## start
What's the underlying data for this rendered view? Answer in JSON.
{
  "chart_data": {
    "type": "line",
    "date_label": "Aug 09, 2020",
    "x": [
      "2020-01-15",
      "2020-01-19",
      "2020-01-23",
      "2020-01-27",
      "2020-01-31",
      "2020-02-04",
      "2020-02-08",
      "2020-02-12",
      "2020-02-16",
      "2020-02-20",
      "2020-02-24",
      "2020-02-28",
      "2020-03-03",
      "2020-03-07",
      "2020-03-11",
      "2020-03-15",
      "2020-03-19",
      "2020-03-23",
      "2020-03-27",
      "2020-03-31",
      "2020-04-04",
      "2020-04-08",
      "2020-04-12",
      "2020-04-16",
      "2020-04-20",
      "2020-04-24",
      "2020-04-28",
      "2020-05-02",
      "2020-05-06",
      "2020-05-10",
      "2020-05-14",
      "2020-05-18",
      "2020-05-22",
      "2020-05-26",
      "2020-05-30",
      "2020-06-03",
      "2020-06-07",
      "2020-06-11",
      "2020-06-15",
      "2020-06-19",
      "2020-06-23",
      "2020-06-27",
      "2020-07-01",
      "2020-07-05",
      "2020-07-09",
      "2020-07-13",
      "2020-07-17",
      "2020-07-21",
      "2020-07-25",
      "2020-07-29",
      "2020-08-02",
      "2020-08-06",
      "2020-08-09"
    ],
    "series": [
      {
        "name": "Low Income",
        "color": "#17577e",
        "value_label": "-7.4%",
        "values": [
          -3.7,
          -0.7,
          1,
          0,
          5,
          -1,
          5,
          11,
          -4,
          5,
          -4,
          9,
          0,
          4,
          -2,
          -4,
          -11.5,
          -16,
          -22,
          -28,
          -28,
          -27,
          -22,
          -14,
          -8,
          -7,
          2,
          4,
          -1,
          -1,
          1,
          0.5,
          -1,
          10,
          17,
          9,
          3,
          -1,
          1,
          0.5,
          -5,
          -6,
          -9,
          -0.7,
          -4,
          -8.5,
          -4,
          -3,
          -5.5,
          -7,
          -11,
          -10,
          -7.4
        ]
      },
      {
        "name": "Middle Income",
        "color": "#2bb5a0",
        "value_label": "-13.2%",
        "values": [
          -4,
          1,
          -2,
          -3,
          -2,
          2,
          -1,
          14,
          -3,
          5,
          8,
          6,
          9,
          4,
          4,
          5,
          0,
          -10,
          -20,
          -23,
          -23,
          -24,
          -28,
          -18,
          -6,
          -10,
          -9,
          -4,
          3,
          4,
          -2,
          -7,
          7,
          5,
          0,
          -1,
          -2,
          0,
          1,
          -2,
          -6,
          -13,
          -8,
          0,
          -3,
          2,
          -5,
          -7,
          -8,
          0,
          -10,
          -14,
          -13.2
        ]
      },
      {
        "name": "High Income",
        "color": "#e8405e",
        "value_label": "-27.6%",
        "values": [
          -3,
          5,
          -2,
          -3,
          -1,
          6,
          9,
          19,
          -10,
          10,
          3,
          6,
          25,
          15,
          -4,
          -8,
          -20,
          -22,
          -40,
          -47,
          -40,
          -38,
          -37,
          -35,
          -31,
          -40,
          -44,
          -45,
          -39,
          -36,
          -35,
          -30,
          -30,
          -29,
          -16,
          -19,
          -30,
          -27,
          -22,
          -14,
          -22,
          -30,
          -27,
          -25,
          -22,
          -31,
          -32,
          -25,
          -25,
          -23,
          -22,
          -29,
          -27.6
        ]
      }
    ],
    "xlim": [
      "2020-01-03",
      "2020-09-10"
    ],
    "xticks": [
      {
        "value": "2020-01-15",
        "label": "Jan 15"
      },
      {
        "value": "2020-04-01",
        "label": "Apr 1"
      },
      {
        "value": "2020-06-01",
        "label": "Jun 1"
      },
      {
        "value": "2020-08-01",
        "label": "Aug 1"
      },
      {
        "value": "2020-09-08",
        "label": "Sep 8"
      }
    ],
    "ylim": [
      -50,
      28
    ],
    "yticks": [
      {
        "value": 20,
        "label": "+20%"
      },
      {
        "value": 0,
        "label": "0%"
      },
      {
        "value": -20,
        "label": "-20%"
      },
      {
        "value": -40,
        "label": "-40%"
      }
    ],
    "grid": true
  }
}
## end
_GIVEN REQUEST_
Write out every entry word for word.

_RESPONSE_
What's the underlying data for this rendered view? Answer in JSON.
{
  "chart_data": {
    "type": "line",
    "date_label": "Aug 09, 2020",
    "x": [
      "2020-01-15",
      "2020-01-19",
      "2020-01-23",
      "2020-01-27",
      "2020-01-31",
      "2020-02-04",
      "2020-02-08",
      "2020-02-12",
      "2020-02-16",
      "2020-02-20",
      "2020-02-24",
      "2020-02-28",
      "2020-03-03",
      "2020-03-07",
      "2020-03-11",
      "2020-03-15",
      "2020-03-19",
      "2020-03-23",
      "2020-03-27",
      "2020-03-31",
      "2020-04-04",
      "2020-04-08",
      "2020-04-12",
      "2020-04-16",
      "2020-04-20",
      "2020-04-24",
      "2020-04-28",
      "2020-05-02",
      "2020-05-06",
      "2020-05-10",
      "2020-05-14",
      "2020-05-18",
      "2020-05-22",
      "2020-05-26",
      "2020-05-30",
      "2020-06-03",
      "2020-06-07",
      "2020-06-11",
      "2020-06-15",
      "2020-06-19",
      "2020-06-23",
      "2020-06-27",
      "2020-07-01",
      "2020-07-05",
      "2020-07-09",
      "2020-07-13",
      "2020-07-17",
      "2020-07-21",
      "2020-07-25",
      "2020-07-29",
      "2020-08-02",
      "2020-08-06",
      "2020-08-09"
    ],
    "series": [
      {
        "name": "Low Income",
        "color": "#17577e",
        "value_label": "-7.4%",
        "values": [
          -3.7,
          -0.7,
          1,
          0,
          5,
          -1,
          5,
          11,
          -4,
          5,
          -4,
          9,
          0,
          4,
          -2,
          -4,
          -11.5,
          -16,
          -22,
          -28,
          -28,
          -27,
          -22,
          -14,
          -8,
          -7,
          2,
          4,
          -1,
          -1,
          1,
          0.5,
          -1,
          10,
          17,
          9,
          3,
          -1,
          1,
          0.5,
          -5,
          -6,
          -9,
          -0.7,
          -4,
          -8.5,
          -4,
          -3,
          -5.5,
          -7,
          -11,
          -10,
          -7.4
        ]
      },
      {
        "name": "Middle Income",
        "color": "#2bb5a0",
        "value_label": "-13.2%",
        "values": [
          -4,
          1,
          -2,
          -3,
          -2,
          2,
          -1,
          14,
          -3,
          5,
          8,
          6,
          9,
          4,
          4,
          5,
          0,
          -10,
          -20,
          -23,
          -23,
          -24,
          -28,
          -18,
          -6,
          -10,
          -9,
          -4,
          3,
          4,
          -2,
          -7,
          7,
          5,
          0,
          -1,
          -2,
          0,
          1,
          -2,
          -6,
          -13,
          -8,
          0,
          -3,
          2,
          -5,
          -7,
          -8,
          0,
          -10,
          -14,
          -13.2
        ]
      },
      {
        "name": "High Income",
        "color": "#e8405e",
        "value_label": "-27.6%",
        "values": [
          -3,
          5,
          -2,
          -3,
          -1,
          6,
          9,
          19,
          -10,
          10,
          3,
          6,
          25,
          15,
          -4,
          -8,
          -20,
          -22,
          -40,
          -47,
          -40,
          -38,
          -37,
          -35,
          -31,
          -40,
          -44,
          -45,
          -39,
          -36,
          -35,
          -30,
          -30,
          -29,
          -16,
          -19,
          -30,
          -27,
          -22,
          -14,
          -22,
          -30,
          -27,
          -25,
          -22,
          -31,
          -32,
          -25,
          -25,
          -23,
          -22,
          -29,
          -27.6
        ]
      }
    ],
    "xlim": [
      "2020-01-03",
      "2020-09-10"
    ],
    "xticks": [
      {
        "value": "2020-01-15",
        "label": "Jan 15"
      },
      {
        "value": "2020-04-01",
        "label": "Apr 1"
      },
      {
        "value": "2020-06-01",
        "label": "Jun 1"
      },
      {
        "value": "2020-08-01",
        "label": "Aug 1"
      },
      {
        "value": "2020-09-08",
        "label": "Sep 8"
      }
    ],
    "ylim": [
      -50,
      28
    ],
    "yticks": [
      {
        "value": 20,
        "label": "+20%"
      },
      {
        "value": 0,
        "label": "0%"
      },
      {
        "value": -20,
        "label": "-20%"
      },
      {
        "value": -40,
        "label": "-40%"
      }
    ],
    "grid": true
  }
}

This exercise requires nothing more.